[start Data lines]

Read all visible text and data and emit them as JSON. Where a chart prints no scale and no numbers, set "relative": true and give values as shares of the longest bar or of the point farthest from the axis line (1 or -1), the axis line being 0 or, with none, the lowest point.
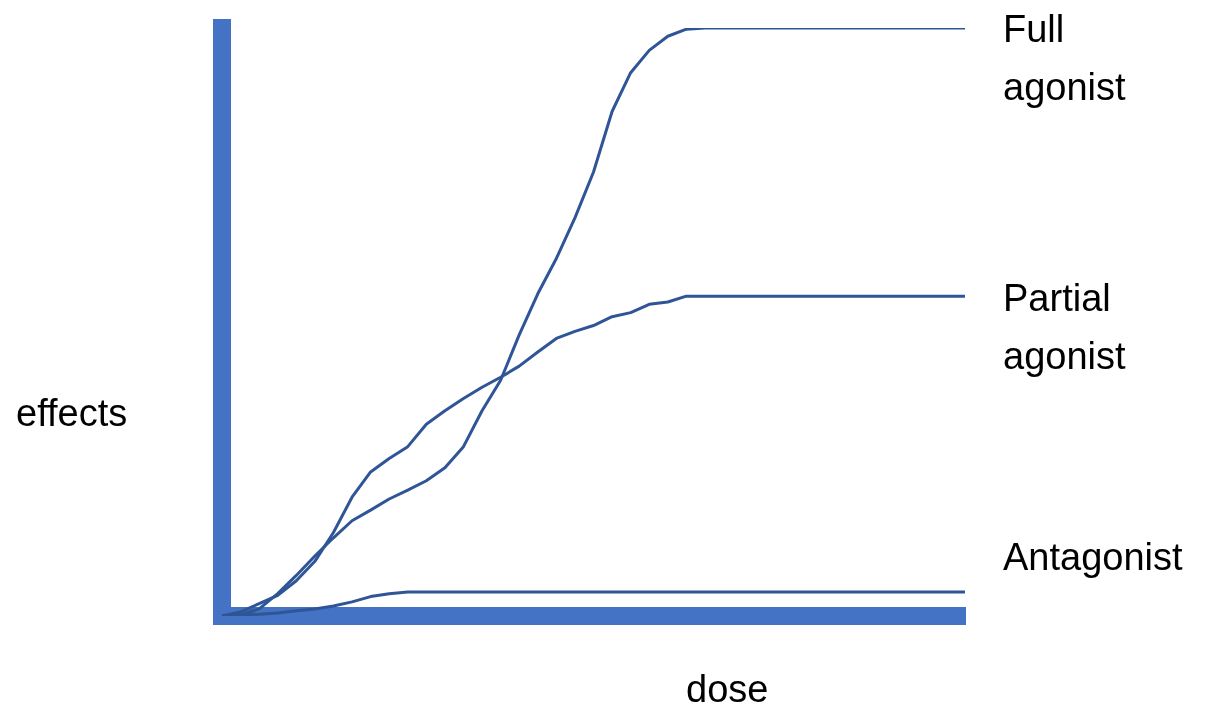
{
  "chart_data": {
    "type": "line",
    "relative": true,
    "xlabel": "dose",
    "ylabel": "effects",
    "legend": false,
    "marker": "none",
    "tick_labels": false,
    "categories": [
      null,
      null,
      null,
      null,
      null,
      null,
      null,
      null,
      null,
      null,
      null,
      null,
      null,
      null,
      null,
      null,
      null,
      null,
      null,
      null,
      null,
      null,
      null,
      null,
      null,
      null,
      null,
      null,
      null,
      null,
      null,
      null,
      null,
      null,
      null,
      null,
      null,
      null,
      null,
      null,
      null
    ],
    "series": [
      {
        "name": "Full agonist",
        "color": "#2f5597",
        "values": [
          0,
          0.002,
          0.012,
          0.038,
          0.069,
          0.102,
          0.133,
          0.162,
          0.18,
          0.199,
          0.214,
          0.23,
          0.252,
          0.288,
          0.349,
          0.401,
          0.478,
          0.548,
          0.608,
          0.677,
          0.755,
          0.858,
          0.924,
          0.962,
          0.986,
          0.998,
          1,
          1,
          1,
          1,
          1,
          1,
          1,
          1,
          1,
          1,
          1,
          1,
          1,
          1,
          1
        ]
      },
      {
        "name": "Partial agonist",
        "color": "#2f5597",
        "values": [
          0,
          0.007,
          0.021,
          0.035,
          0.06,
          0.093,
          0.142,
          0.202,
          0.245,
          0.268,
          0.288,
          0.326,
          0.349,
          0.37,
          0.389,
          0.406,
          0.425,
          0.449,
          0.472,
          0.484,
          0.494,
          0.509,
          0.516,
          0.53,
          0.534,
          0.544,
          0.544,
          0.544,
          0.544,
          0.544,
          0.544,
          0.544,
          0.544,
          0.544,
          0.544,
          0.544,
          0.544,
          0.544,
          0.544,
          0.544,
          0.544
        ]
      },
      {
        "name": "Antagonist",
        "color": "#2f5597",
        "values": [
          0,
          0.002,
          0.003,
          0.005,
          0.009,
          0.012,
          0.017,
          0.024,
          0.033,
          0.038,
          0.041,
          0.041,
          0.041,
          0.041,
          0.041,
          0.041,
          0.041,
          0.041,
          0.041,
          0.041,
          0.041,
          0.041,
          0.041,
          0.041,
          0.041,
          0.041,
          0.041,
          0.041,
          0.041,
          0.041,
          0.041,
          0.041,
          0.041,
          0.041,
          0.041,
          0.041,
          0.041,
          0.041,
          0.041,
          0.041,
          0.041
        ]
      }
    ]
  }
}
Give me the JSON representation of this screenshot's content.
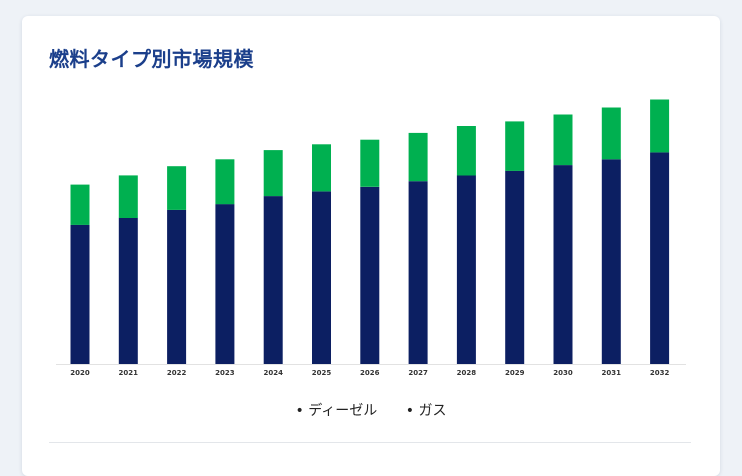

[end Data lines]

■ Problem statement ■
Write the records above out again exactly, with no pictures in your copy.

■ Expected output ■
Read all visible text and data and emit them as JSON. Where a chart prints no scale and no numbers, set "relative": true and give values as shares of the longest bar or of the point farthest from the axis line (1 or -1), the axis line being 0 or, with none, the lowest point.
{
  "chart_data": {
    "type": "line",
    "relative": true,
    "xlabel": "dose",
    "ylabel": "effects",
    "legend": false,
    "marker": "none",
    "tick_labels": false,
    "categories": [
      null,
      null,
      null,
      null,
      null,
      null,
      null,
      null,
      null,
      null,
      null,
      null,
      null,
      null,
      null,
      null,
      null,
      null,
      null,
      null,
      null,
      null,
      null,
      null,
      null,
      null,
      null,
      null,
      null,
      null,
      null,
      null,
      null,
      null,
      null,
      null,
      null,
      null,
      null,
      null,
      null
    ],
    "series": [
      {
        "name": "Full agonist",
        "color": "#2f5597",
        "values": [
          0,
          0.002,
          0.012,
          0.038,
          0.069,
          0.102,
          0.133,
          0.162,
          0.18,
          0.199,
          0.214,
          0.23,
          0.252,
          0.288,
          0.349,
          0.401,
          0.478,
          0.548,
          0.608,
          0.677,
          0.755,
          0.858,
          0.924,
          0.962,
          0.986,
          0.998,
          1,
          1,
          1,
          1,
          1,
          1,
          1,
          1,
          1,
          1,
          1,
          1,
          1,
          1,
          1
        ]
      },
      {
        "name": "Partial agonist",
        "color": "#2f5597",
        "values": [
          0,
          0.007,
          0.021,
          0.035,
          0.06,
          0.093,
          0.142,
          0.202,
          0.245,
          0.268,
          0.288,
          0.326,
          0.349,
          0.37,
          0.389,
          0.406,
          0.425,
          0.449,
          0.472,
          0.484,
          0.494,
          0.509,
          0.516,
          0.53,
          0.534,
          0.544,
          0.544,
          0.544,
          0.544,
          0.544,
          0.544,
          0.544,
          0.544,
          0.544,
          0.544,
          0.544,
          0.544,
          0.544,
          0.544,
          0.544,
          0.544
        ]
      },
      {
        "name": "Antagonist",
        "color": "#2f5597",
        "values": [
          0,
          0.002,
          0.003,
          0.005,
          0.009,
          0.012,
          0.017,
          0.024,
          0.033,
          0.038,
          0.041,
          0.041,
          0.041,
          0.041,
          0.041,
          0.041,
          0.041,
          0.041,
          0.041,
          0.041,
          0.041,
          0.041,
          0.041,
          0.041,
          0.041,
          0.041,
          0.041,
          0.041,
          0.041,
          0.041,
          0.041,
          0.041,
          0.041,
          0.041,
          0.041,
          0.041,
          0.041,
          0.041,
          0.041,
          0.041,
          0.041
        ]
      }
    ]
  }
}
Give me the JSON representation of this screenshot's content.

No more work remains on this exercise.